__Supplied records__.
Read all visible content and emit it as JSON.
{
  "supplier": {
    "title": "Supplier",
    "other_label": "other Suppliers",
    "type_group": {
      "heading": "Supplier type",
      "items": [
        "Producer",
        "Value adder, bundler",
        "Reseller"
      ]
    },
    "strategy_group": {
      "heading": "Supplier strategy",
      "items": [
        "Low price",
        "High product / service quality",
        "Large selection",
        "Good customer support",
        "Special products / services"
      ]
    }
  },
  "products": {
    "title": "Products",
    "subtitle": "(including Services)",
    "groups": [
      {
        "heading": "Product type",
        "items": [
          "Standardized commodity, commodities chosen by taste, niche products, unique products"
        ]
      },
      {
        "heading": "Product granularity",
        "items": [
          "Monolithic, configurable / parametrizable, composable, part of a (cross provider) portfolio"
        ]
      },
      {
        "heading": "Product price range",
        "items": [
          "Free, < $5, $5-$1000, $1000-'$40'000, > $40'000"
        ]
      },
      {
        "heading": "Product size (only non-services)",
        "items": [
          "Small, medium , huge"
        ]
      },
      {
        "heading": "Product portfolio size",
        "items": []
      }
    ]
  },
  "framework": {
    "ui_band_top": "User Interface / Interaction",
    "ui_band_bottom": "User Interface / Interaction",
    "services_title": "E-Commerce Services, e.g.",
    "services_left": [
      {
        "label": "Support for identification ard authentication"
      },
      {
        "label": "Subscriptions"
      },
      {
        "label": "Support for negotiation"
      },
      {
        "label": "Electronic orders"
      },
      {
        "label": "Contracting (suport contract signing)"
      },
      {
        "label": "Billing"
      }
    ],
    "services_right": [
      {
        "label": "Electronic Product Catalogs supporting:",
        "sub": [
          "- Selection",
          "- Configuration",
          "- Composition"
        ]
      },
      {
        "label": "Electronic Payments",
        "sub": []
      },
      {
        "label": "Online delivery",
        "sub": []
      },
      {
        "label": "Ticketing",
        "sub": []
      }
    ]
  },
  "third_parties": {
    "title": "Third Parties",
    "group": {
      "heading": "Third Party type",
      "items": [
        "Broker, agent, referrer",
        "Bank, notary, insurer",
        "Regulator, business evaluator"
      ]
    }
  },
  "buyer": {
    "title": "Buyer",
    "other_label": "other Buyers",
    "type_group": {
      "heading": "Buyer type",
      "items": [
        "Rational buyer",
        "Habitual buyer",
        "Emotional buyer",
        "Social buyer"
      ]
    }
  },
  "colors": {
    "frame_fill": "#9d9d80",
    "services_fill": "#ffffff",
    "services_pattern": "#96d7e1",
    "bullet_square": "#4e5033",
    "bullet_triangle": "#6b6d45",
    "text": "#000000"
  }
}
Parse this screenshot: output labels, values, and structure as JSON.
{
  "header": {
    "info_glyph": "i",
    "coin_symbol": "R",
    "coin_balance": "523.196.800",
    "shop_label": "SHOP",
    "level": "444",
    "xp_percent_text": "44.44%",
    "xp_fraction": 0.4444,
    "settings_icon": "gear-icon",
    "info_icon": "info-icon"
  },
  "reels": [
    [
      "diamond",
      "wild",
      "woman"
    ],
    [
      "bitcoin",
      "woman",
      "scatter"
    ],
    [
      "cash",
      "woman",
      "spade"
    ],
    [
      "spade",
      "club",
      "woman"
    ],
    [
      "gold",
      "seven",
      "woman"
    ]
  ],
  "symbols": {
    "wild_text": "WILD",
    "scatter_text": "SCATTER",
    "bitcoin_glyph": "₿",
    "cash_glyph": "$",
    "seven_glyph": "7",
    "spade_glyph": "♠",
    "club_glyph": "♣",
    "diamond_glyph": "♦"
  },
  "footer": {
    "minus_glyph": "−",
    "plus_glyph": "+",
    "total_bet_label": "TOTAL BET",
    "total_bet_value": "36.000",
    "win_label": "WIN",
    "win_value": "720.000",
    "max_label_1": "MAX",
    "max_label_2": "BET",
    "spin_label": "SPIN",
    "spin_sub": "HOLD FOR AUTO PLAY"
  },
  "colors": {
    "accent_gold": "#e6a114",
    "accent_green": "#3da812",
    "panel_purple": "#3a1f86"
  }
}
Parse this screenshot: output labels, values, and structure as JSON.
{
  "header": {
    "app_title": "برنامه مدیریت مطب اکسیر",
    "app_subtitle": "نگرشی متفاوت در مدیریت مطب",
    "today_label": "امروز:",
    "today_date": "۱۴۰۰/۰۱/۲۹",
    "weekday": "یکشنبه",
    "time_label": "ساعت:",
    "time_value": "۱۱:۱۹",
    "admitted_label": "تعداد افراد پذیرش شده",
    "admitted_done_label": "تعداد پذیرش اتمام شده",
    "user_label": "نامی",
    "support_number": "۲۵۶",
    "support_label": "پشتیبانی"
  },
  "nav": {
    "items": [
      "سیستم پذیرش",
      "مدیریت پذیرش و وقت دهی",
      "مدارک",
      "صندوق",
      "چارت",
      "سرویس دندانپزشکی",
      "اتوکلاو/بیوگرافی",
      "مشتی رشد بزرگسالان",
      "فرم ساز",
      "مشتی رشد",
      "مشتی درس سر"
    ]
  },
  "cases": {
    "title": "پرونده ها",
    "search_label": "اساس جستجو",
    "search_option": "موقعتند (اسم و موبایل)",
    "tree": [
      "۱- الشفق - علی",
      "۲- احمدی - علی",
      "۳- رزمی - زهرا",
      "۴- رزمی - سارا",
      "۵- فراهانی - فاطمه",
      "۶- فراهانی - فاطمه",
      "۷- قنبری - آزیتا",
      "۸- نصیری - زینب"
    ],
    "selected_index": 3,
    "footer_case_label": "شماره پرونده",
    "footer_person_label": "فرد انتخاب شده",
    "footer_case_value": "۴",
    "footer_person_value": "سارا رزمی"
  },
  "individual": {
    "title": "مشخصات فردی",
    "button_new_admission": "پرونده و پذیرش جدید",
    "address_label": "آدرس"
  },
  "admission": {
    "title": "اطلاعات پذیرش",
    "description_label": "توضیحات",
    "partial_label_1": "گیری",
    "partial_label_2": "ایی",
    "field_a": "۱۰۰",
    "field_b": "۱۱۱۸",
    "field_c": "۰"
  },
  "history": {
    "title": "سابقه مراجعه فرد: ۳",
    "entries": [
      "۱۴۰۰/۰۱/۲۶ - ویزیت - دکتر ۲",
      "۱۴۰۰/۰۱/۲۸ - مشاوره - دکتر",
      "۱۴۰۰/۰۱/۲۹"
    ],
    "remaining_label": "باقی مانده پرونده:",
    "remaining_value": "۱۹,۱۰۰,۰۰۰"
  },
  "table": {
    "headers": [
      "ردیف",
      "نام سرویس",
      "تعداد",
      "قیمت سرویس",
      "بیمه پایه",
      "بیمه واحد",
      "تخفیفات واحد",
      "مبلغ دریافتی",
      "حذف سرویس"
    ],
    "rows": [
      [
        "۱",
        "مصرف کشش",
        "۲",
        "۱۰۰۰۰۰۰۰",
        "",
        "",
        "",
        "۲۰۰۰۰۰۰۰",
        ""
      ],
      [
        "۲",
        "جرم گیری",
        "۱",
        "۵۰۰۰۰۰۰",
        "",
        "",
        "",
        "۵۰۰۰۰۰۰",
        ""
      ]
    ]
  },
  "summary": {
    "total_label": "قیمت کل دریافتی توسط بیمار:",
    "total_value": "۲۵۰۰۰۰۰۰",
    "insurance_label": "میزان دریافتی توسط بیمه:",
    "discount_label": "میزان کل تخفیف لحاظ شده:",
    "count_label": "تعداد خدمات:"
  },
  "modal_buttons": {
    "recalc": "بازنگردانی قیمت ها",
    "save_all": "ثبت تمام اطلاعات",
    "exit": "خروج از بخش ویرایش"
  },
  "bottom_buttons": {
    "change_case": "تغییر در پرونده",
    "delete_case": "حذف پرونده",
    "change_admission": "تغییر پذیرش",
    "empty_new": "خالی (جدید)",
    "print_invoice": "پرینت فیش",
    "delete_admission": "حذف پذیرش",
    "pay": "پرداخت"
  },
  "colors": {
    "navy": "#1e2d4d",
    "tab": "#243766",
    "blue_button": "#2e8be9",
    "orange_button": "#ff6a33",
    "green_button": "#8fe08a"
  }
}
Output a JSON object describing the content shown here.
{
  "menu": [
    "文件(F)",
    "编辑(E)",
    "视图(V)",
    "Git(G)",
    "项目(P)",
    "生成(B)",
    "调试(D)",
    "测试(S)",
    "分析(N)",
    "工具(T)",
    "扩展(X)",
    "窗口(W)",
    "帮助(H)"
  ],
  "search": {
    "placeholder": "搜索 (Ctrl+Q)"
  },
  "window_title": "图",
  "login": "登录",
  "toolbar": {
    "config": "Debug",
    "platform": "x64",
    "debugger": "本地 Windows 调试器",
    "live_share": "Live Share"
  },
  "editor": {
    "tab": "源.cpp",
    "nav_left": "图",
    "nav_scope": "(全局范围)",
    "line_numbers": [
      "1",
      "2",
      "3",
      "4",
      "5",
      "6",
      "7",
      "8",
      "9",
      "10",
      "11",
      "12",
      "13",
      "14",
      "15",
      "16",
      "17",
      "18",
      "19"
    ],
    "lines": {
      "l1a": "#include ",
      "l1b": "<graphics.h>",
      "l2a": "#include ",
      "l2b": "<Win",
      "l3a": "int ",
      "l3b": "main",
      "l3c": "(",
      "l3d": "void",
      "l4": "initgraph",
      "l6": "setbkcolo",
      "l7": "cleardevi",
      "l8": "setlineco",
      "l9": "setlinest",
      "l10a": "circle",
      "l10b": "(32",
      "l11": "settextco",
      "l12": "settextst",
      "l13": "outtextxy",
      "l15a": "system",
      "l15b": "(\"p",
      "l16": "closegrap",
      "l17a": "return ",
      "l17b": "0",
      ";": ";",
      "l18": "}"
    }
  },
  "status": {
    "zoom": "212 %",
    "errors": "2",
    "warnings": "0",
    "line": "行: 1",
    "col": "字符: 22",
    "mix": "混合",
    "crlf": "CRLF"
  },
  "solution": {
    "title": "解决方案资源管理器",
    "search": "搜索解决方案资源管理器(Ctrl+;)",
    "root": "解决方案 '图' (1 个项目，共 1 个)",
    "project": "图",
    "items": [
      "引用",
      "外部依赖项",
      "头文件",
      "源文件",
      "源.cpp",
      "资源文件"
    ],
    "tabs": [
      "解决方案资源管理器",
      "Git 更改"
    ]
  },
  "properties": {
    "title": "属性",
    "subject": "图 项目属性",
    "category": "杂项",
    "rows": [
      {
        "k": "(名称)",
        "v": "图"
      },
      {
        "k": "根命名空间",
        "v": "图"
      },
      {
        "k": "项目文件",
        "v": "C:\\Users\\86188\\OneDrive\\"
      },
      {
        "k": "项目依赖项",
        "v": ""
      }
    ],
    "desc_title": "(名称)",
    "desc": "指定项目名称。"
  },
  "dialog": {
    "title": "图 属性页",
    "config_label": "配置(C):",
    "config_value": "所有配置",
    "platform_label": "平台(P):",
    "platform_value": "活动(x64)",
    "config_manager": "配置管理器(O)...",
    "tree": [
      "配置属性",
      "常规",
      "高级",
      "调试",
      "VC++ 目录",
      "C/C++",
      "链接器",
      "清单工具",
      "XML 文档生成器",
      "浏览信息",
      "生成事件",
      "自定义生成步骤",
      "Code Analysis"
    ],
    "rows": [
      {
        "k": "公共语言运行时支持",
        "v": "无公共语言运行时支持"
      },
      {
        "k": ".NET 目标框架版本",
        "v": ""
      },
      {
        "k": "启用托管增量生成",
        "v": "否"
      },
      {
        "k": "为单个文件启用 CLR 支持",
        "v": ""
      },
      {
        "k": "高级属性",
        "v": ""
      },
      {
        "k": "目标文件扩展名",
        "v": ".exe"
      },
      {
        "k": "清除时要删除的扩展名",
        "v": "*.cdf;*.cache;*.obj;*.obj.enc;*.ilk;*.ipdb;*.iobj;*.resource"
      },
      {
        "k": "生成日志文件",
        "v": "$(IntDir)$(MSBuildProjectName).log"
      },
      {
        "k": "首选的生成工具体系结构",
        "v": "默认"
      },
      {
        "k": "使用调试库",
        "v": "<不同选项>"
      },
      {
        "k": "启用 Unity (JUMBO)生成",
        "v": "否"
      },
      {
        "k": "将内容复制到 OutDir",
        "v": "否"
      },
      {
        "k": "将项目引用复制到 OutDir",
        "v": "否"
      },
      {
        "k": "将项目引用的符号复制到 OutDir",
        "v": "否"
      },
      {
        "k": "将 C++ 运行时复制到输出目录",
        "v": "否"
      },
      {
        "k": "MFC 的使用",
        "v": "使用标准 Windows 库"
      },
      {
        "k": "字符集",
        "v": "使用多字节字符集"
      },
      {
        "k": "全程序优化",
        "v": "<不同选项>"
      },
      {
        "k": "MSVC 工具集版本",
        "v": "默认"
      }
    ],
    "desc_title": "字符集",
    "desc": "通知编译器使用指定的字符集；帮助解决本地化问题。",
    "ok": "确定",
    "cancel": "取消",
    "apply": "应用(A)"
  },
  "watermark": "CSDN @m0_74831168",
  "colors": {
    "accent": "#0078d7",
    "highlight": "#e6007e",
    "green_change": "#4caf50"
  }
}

__Exercise details__.
Find every line in the records that contains the word "Windows"; copy those lines.

__Solution for this exercise__.
    "debugger": "本地 Windows 调试器",
        "v": "使用标准 Windows 库"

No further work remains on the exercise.